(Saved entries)
'''

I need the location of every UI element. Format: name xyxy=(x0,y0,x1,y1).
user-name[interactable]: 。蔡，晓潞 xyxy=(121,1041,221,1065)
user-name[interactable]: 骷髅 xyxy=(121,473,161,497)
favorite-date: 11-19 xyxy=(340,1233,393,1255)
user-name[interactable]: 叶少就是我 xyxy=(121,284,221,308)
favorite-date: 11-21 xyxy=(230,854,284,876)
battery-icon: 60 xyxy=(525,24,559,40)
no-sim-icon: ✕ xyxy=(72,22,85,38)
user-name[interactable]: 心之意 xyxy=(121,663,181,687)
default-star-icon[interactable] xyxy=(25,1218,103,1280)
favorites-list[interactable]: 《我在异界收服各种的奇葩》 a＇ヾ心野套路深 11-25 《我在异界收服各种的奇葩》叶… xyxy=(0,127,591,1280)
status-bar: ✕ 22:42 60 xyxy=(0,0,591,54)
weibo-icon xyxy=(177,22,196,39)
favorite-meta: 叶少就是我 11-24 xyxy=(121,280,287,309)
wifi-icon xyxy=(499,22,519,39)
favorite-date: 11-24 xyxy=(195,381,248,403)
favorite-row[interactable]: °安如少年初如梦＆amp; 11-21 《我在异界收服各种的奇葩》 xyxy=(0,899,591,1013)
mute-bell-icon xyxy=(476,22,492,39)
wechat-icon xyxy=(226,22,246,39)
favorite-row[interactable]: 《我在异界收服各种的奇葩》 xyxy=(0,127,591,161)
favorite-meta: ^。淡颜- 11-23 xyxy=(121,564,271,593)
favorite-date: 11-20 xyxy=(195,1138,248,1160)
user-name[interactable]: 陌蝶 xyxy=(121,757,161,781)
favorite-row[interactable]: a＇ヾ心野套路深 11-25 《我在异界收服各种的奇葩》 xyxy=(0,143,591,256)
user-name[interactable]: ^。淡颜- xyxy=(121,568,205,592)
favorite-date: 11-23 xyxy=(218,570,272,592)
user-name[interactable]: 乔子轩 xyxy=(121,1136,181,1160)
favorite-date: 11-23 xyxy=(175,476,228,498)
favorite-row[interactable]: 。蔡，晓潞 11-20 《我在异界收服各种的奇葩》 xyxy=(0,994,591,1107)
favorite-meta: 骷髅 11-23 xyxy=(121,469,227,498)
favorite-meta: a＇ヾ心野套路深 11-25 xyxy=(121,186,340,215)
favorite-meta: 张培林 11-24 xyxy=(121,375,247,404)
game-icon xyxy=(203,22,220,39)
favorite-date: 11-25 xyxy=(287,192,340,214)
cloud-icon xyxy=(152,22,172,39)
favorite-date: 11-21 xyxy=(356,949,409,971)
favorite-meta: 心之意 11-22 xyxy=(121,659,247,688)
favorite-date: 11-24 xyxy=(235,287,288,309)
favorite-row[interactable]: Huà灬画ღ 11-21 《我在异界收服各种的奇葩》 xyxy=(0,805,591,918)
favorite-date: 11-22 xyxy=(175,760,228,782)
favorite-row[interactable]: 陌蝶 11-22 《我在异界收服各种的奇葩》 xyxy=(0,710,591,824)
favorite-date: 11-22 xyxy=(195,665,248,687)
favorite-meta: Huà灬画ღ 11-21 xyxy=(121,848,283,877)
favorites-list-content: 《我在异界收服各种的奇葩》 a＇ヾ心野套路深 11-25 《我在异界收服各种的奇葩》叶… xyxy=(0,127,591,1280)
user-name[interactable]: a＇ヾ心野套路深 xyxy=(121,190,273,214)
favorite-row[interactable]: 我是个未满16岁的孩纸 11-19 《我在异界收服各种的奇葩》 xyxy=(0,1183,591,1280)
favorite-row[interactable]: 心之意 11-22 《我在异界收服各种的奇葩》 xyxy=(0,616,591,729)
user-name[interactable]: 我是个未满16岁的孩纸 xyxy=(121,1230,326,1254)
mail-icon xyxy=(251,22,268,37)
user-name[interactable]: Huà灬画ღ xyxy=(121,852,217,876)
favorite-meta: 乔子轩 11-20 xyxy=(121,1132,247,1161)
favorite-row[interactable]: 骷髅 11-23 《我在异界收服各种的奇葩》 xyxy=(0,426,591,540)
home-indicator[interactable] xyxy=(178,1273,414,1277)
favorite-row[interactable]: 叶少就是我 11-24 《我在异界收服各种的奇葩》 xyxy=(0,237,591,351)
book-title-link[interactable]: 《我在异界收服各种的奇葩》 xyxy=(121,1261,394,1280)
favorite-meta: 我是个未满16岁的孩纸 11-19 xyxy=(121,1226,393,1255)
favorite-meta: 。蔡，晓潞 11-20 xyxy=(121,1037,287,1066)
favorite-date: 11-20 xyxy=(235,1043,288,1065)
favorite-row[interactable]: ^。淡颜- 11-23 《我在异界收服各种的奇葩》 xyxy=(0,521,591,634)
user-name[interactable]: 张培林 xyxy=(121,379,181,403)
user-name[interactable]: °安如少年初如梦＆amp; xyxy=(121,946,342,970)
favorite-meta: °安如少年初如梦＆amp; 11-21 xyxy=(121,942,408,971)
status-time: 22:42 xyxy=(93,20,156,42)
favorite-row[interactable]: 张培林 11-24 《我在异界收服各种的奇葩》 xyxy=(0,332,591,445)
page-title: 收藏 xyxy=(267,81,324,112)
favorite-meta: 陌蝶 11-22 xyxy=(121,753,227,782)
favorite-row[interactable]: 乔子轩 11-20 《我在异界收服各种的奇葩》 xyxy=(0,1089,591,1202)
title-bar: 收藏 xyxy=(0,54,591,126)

'''

* YOUR OBJECTIVE: Please list every line of the data above that contains the string "安如少年初如梦". Case counts.

* EXERCISE OUTPUT:
favorite-row[interactable]: °安如少年初如梦＆amp; 11-21 《我在异界收服各种的奇葩》 xyxy=(0,899,591,1013)
user-name[interactable]: °安如少年初如梦＆amp; xyxy=(121,946,342,970)
favorite-meta: °安如少年初如梦＆amp; 11-21 xyxy=(121,942,408,971)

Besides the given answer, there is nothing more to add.